Recorded data:
— start —

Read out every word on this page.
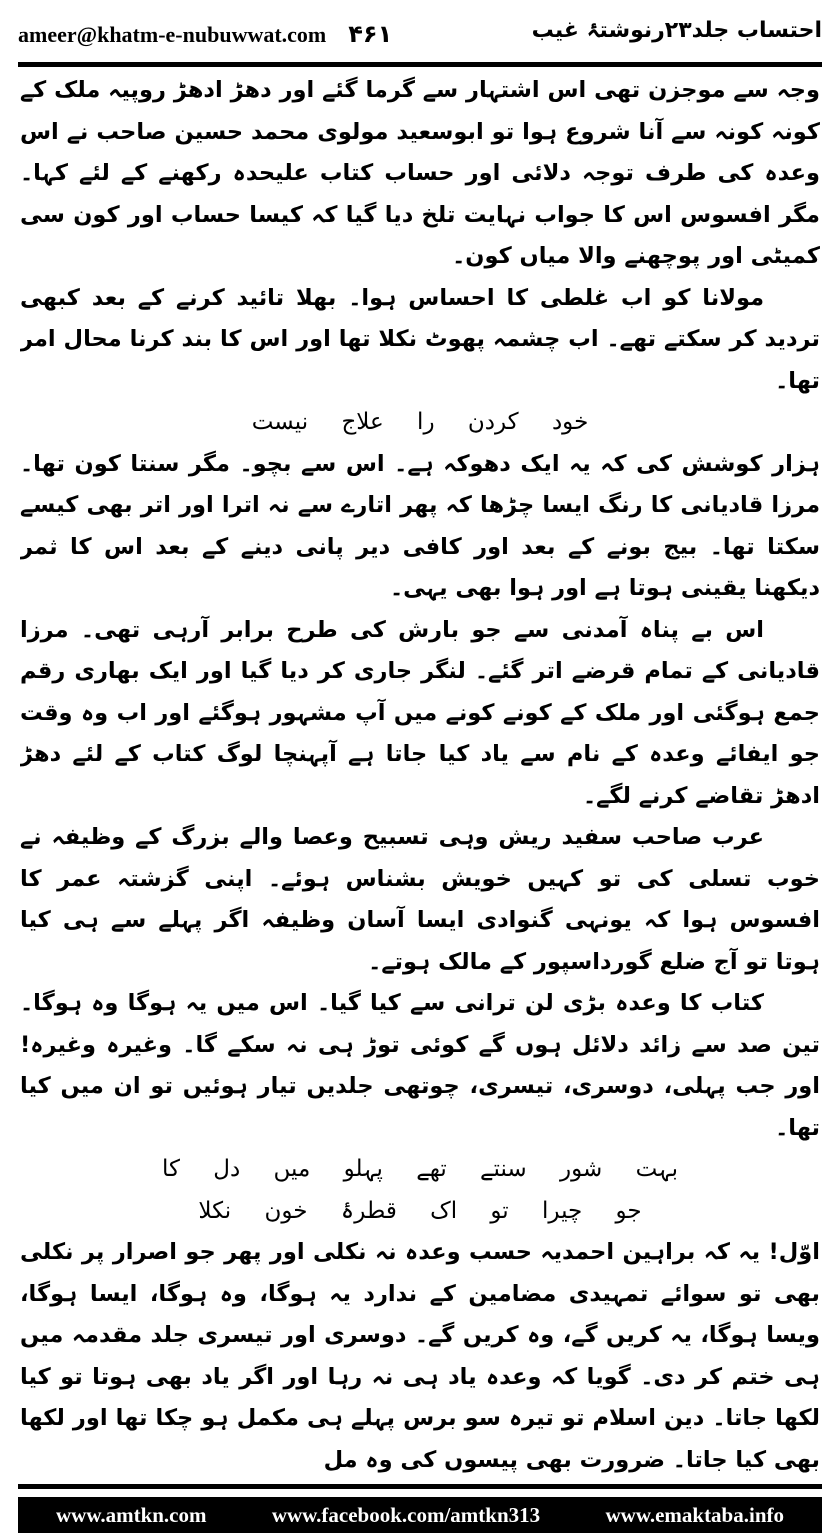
ameer@khatm-e-nubuwwat.com ۴۶۱	احتساب جلد۲۳رنوشتۂ غیب

وجہ سے موجزن تھی اس اشتہار سے گرما گئے اور دھڑ ادھڑ روپیہ ملک کے کونہ کونہ سے آنا شروع ہوا تو ابوسعید مولوی محمد حسین صاحب نے اس وعدہ کی طرف توجہ دلائی اور حساب کتاب علیحدہ رکھنے کے لئے کہا۔ مگر افسوس اس کا جواب نہایت تلخ دیا گیا کہ کیسا حساب اور کون سی کمیٹی اور پوچھنے والا میاں کون۔

مولانا کو اب غلطی کا احساس ہوا۔ بھلا تائید کرنے کے بعد کبھی تردید کر سکتے تھے۔ اب چشمہ پھوٹ نکلا تھا اور اس کا بند کرنا محال امر تھا۔

خود کردن را علاج نیست

ہزار کوشش کی کہ یہ ایک دھوکہ ہے۔ اس سے بچو۔ مگر سنتا کون تھا۔ مرزا قادیانی کا رنگ ایسا چڑھا کہ پھر اتارے سے نہ اترا اور اتر بھی کیسے سکتا تھا۔ بیج بونے کے بعد اور کافی دیر پانی دینے کے بعد اس کا ثمر دیکھنا یقینی ہوتا ہے اور ہوا بھی یہی۔

اس بے پناہ آمدنی سے جو بارش کی طرح برابر آرہی تھی۔ مرزا قادیانی کے تمام قرضے اتر گئے۔ لنگر جاری کر دیا گیا اور ایک بھاری رقم جمع ہوگئی اور ملک کے کونے کونے میں آپ مشہور ہوگئے اور اب وہ وقت جو ایفائے وعدہ کے نام سے یاد کیا جاتا ہے آپہنچا لوگ کتاب کے لئے دھڑ ادھڑ تقاضے کرنے لگے۔

عرب صاحب سفید ریش وہی تسبیح وعصا والے بزرگ کے وظیفہ نے خوب تسلی کی تو کہیں خویش بشناس ہوئے۔ اپنی گزشتہ عمر کا افسوس ہوا کہ یونہی گنوادی ایسا آسان وظیفہ اگر پہلے سے ہی کیا ہوتا تو آج ضلع گورداسپور کے مالک ہوتے۔

کتاب کا وعدہ بڑی لن ترانی سے کیا گیا۔ اس میں یہ ہوگا وہ ہوگا۔ تین صد سے زائد دلائل ہوں گے کوئی توڑ ہی نہ سکے گا۔ وغیرہ وغیرہ! اور جب پہلی، دوسری، تیسری، چوتھی جلدیں تیار ہوئیں تو ان میں کیا تھا۔

بہت شور سنتے تھے پہلو میں دل کا

جو چیرا تو اک قطرۂ خون نکلا

اوّل! یہ کہ براہین احمدیہ حسب وعدہ نہ نکلی اور پھر جو اصرار پر نکلی بھی تو سوائے تمہیدی مضامین کے ندارد یہ ہوگا، وہ ہوگا، ایسا ہوگا، ویسا ہوگا، یہ کریں گے، وہ کریں گے۔ دوسری اور تیسری جلد مقدمہ میں ہی ختم کر دی۔ گویا کہ وعدہ یاد ہی نہ رہا اور اگر یاد بھی ہوتا تو کیا لکھا جاتا۔ دین اسلام تو تیرہ سو برس پہلے ہی مکمل ہو چکا تھا اور لکھا بھی کیا جاتا۔ ضرورت بھی پیسوں کی وہ مل

www.amtkn.com	www.facebook.com/amtkn313	www.emaktaba.info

— end —

SHORT TASK:
Pick out all lines from the data above in which the word "صاحب" appears.

ANSWER FOR THIS EXERCISE:
وجہ سے موجزن تھی اس اشتہار سے گرما گئے اور دھڑ ادھڑ روپیہ ملک کے کونہ کونہ سے آنا شروع ہوا تو ابوسعید مولوی محمد حسین صاحب نے اس وعدہ کی طرف توجہ دلائی اور حساب کتاب علیحدہ رکھنے کے لئے کہا۔ مگر افسوس اس کا جواب نہایت تلخ دیا گیا کہ کیسا حساب اور کون سی کمیٹی اور پوچھنے والا میاں کون۔
عرب صاحب سفید ریش وہی تسبیح وعصا والے بزرگ کے وظیفہ نے خوب تسلی کی تو کہیں خویش بشناس ہوئے۔ اپنی گزشتہ عمر کا افسوس ہوا کہ یونہی گنوادی ایسا آسان وظیفہ اگر پہلے سے ہی کیا ہوتا تو آج ضلع گورداسپور کے مالک ہوتے۔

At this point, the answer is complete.